─── Task material

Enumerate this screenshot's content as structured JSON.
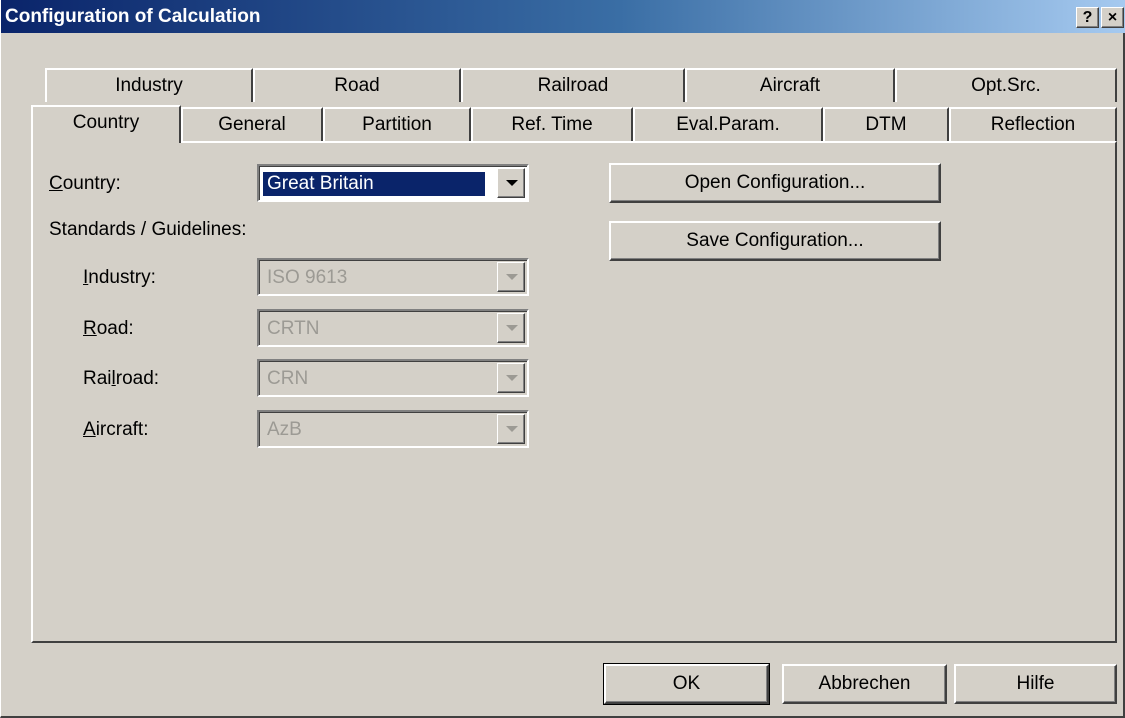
{
  "window": {
    "title": "Configuration of Calculation",
    "help_button": "?",
    "close_button": "×"
  },
  "tabs_back": [
    {
      "label": "Industry"
    },
    {
      "label": "Road"
    },
    {
      "label": "Railroad"
    },
    {
      "label": "Aircraft"
    },
    {
      "label": "Opt.Src."
    }
  ],
  "tabs_front": [
    {
      "label": "Country",
      "active": true
    },
    {
      "label": "General"
    },
    {
      "label": "Partition"
    },
    {
      "label": "Ref. Time"
    },
    {
      "label": "Eval.Param."
    },
    {
      "label": "DTM"
    },
    {
      "label": "Reflection"
    }
  ],
  "country": {
    "label_ul": "C",
    "label_rest": "ountry:",
    "value": "Great Britain"
  },
  "standards": {
    "heading": "Standards / Guidelines:",
    "industry": {
      "label_ul": "I",
      "label_rest": "ndustry:",
      "value": "ISO 9613"
    },
    "road": {
      "label_ul": "R",
      "label_rest": "oad:",
      "value": "CRTN"
    },
    "railroad": {
      "label_pre": "Rai",
      "label_ul": "l",
      "label_rest": "road:",
      "value": "CRN"
    },
    "aircraft": {
      "label_ul": "A",
      "label_rest": "ircraft:",
      "value": "AzB"
    }
  },
  "buttons": {
    "open_config": "Open Configuration...",
    "save_config": "Save Configuration...",
    "ok": "OK",
    "cancel": "Abbrechen",
    "help": "Hilfe"
  },
  "colors": {
    "title_bar": "#0a246a",
    "face": "#d4d0c8",
    "selection": "#0a246a"
  }
}
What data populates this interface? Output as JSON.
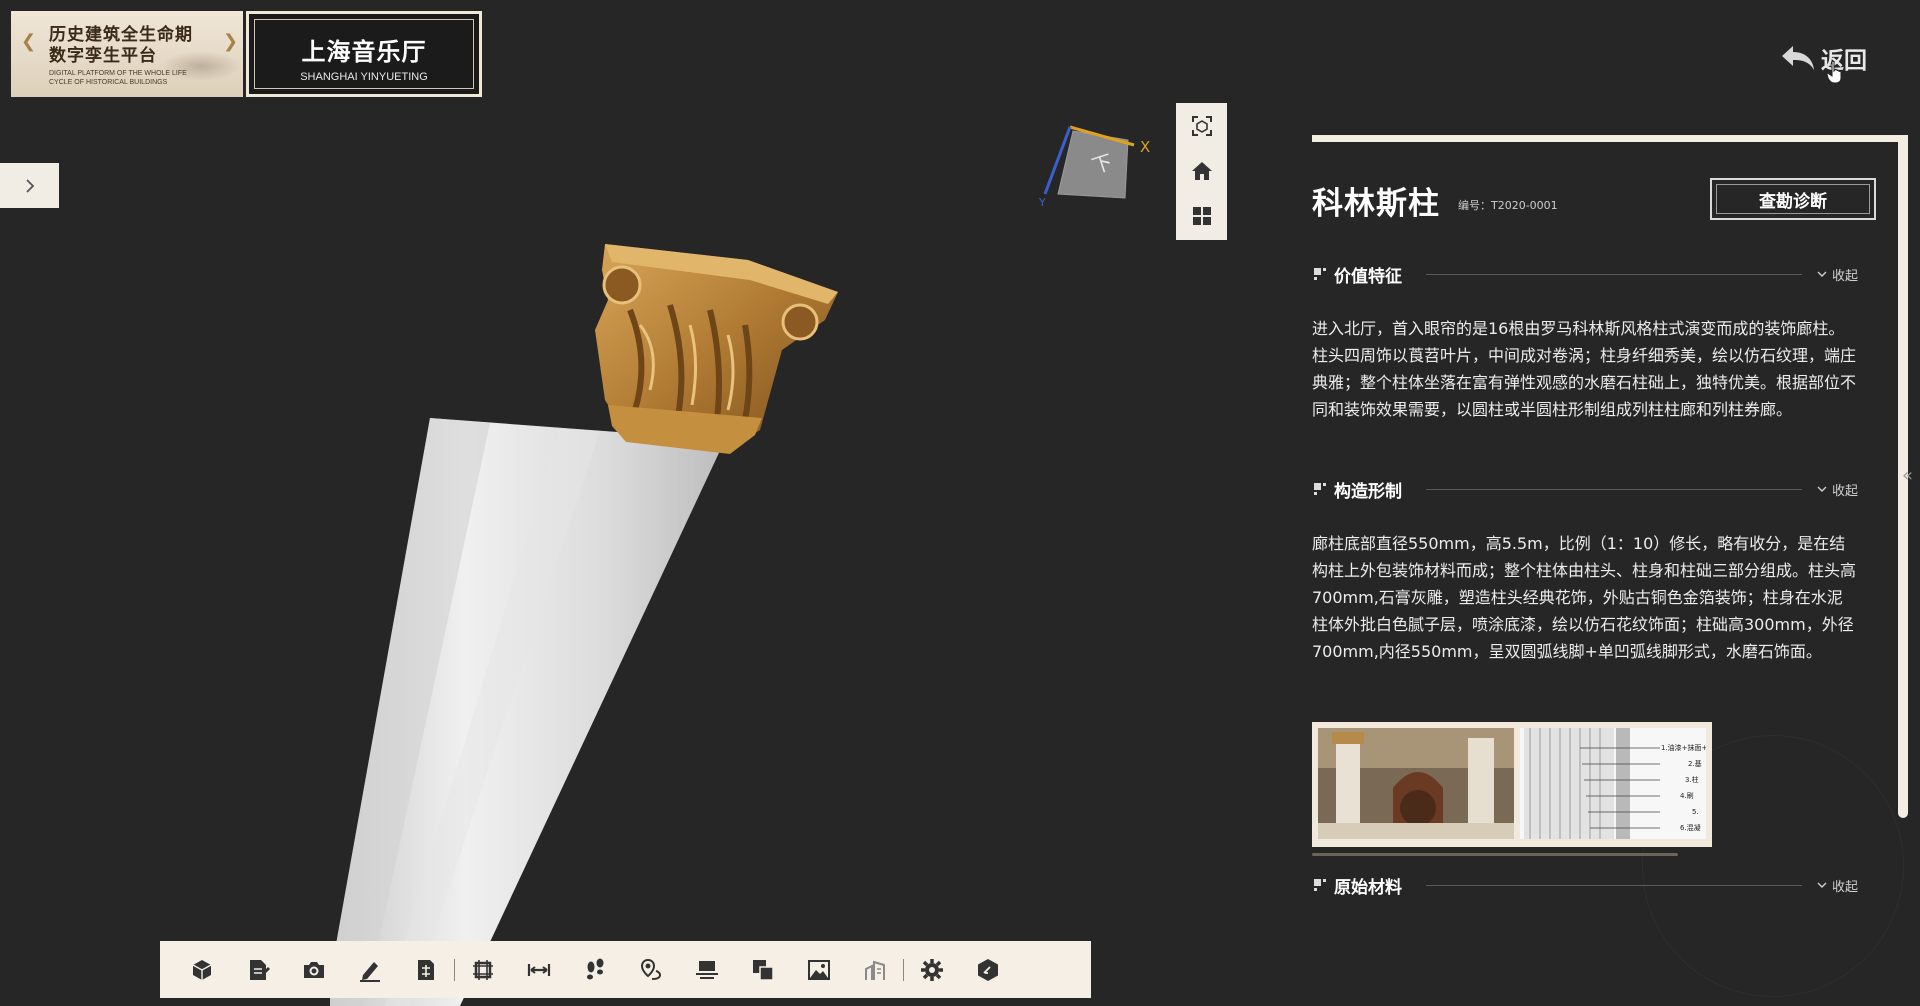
{
  "logo": {
    "title_line1": "历史建筑全生命期",
    "title_line2": "数字孪生平台",
    "subtitle_line1": "DIGITAL PLATFORM OF THE WHOLE LIFE",
    "subtitle_line2": "CYCLE OF HISTORICAL BUILDINGS"
  },
  "venue": {
    "name_cn": "上海音乐厅",
    "name_en": "SHANGHAI YINYUETING"
  },
  "return_label": "返回",
  "navcube": {
    "face_label": "下",
    "axis_x": "X",
    "axis_y": "Y"
  },
  "view_tools": [
    {
      "icon": "fit-view-icon"
    },
    {
      "icon": "home-icon"
    },
    {
      "icon": "grid-icon"
    }
  ],
  "toolbar": [
    "cube-icon",
    "document-icon",
    "camera-icon",
    "pen-icon",
    "layout-icon",
    "sep",
    "section-icon",
    "measure-icon",
    "walk-icon",
    "location-icon",
    "floor-icon",
    "layers-icon",
    "image-icon",
    "building-icon",
    "sep",
    "settings-icon",
    "info-icon"
  ],
  "panel": {
    "title": "科林斯柱",
    "code_label": "编号：",
    "code_value": "T2020-0001",
    "diagnose_label": "查勘诊断",
    "sections": [
      {
        "title": "价值特征",
        "toggle": "收起",
        "body": "进入北厅，首入眼帘的是16根由罗马科林斯风格柱式演变而成的装饰廊柱。柱头四周饰以莨苕叶片，中间成对卷涡；柱身纤细秀美，绘以仿石纹理，端庄典雅；整个柱体坐落在富有弹性观感的水磨石柱础上，独特优美。根据部位不同和装饰效果需要，以圆柱或半圆柱形制组成列柱柱廊和列柱券廊。"
      },
      {
        "title": "构造形制",
        "toggle": "收起",
        "body": "廊柱底部直径550mm，高5.5m，比例（1：10）修长，略有收分，是在结构柱上外包装饰材料而成；整个柱体由柱头、柱身和柱础三部分组成。柱头高700mm,石膏灰雕，塑造柱头经典花饰，外贴古铜色金箔装饰；柱身在水泥柱体外批白色腻子层，喷涂底漆，绘以仿石花纹饰面；柱础高300mm，外径700mm,内径550mm，呈双圆弧线脚+单凹弧线脚形式，水磨石饰面。"
      },
      {
        "title": "原始材料",
        "toggle": "收起"
      }
    ],
    "image_labels": [
      "1.油漆+抹面+",
      "2.基",
      "3.柱",
      "4.刷",
      "5.",
      "6.混凝"
    ]
  }
}
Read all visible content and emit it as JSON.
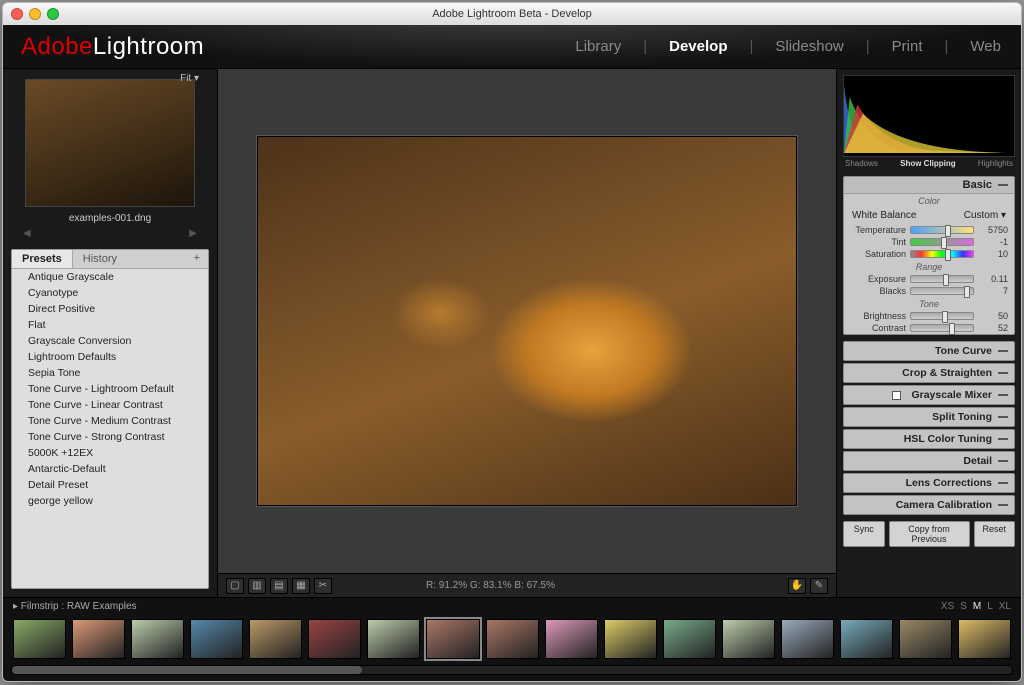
{
  "window": {
    "title": "Adobe Lightroom Beta - Develop"
  },
  "logo": {
    "brand": "Adobe",
    "product": "Lightroom"
  },
  "modules": {
    "items": [
      "Library",
      "Develop",
      "Slideshow",
      "Print",
      "Web"
    ],
    "active": "Develop"
  },
  "navigator": {
    "fit_label": "Fit ▾",
    "filename": "examples-001.dng"
  },
  "left_tabs": {
    "presets": "Presets",
    "history": "History",
    "plus": "+"
  },
  "presets": [
    "Antique Grayscale",
    "Cyanotype",
    "Direct Positive",
    "Flat",
    "Grayscale Conversion",
    "Lightroom Defaults",
    "Sepia Tone",
    "Tone Curve - Lightroom Default",
    "Tone Curve - Linear Contrast",
    "Tone Curve - Medium Contrast",
    "Tone Curve - Strong Contrast",
    "5000K +12EX",
    "Antarctic-Default",
    "Detail Preset",
    "george yellow"
  ],
  "toolbar": {
    "rgb": "R: 91.2%  G: 83.1%  B: 67.5%"
  },
  "histogram": {
    "shadows": "Shadows",
    "show": "Show Clipping",
    "highlights": "Highlights"
  },
  "basic": {
    "panel_title": "Basic",
    "color_title": "Color",
    "white_balance_label": "White Balance",
    "white_balance_value": "Custom ▾",
    "temperature_label": "Temperature",
    "temperature_value": "5750",
    "tint_label": "Tint",
    "tint_value": "-1",
    "saturation_label": "Saturation",
    "saturation_value": "10",
    "range_title": "Range",
    "exposure_label": "Exposure",
    "exposure_value": "0.11",
    "blacks_label": "Blacks",
    "blacks_value": "7",
    "tone_title": "Tone",
    "brightness_label": "Brightness",
    "brightness_value": "50",
    "contrast_label": "Contrast",
    "contrast_value": "52"
  },
  "panels_collapsed": [
    {
      "label": "Tone Curve",
      "checkbox": false
    },
    {
      "label": "Crop & Straighten",
      "checkbox": false
    },
    {
      "label": "Grayscale Mixer",
      "checkbox": true
    },
    {
      "label": "Split Toning",
      "checkbox": false
    },
    {
      "label": "HSL Color Tuning",
      "checkbox": false
    },
    {
      "label": "Detail",
      "checkbox": false
    },
    {
      "label": "Lens Corrections",
      "checkbox": false
    },
    {
      "label": "Camera Calibration",
      "checkbox": false
    }
  ],
  "bottom_buttons": {
    "sync": "Sync",
    "copy": "Copy from Previous",
    "reset": "Reset"
  },
  "filmstrip": {
    "label": "▸ Filmstrip :  RAW Examples",
    "sizes": [
      "XS",
      "S",
      "M",
      "L",
      "XL"
    ],
    "active_size": "M",
    "count": 17,
    "selected_index": 7
  }
}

──────

» Stated exercise
Report only the number of lines that hold the string "Tone" in this listing.

» Written response
7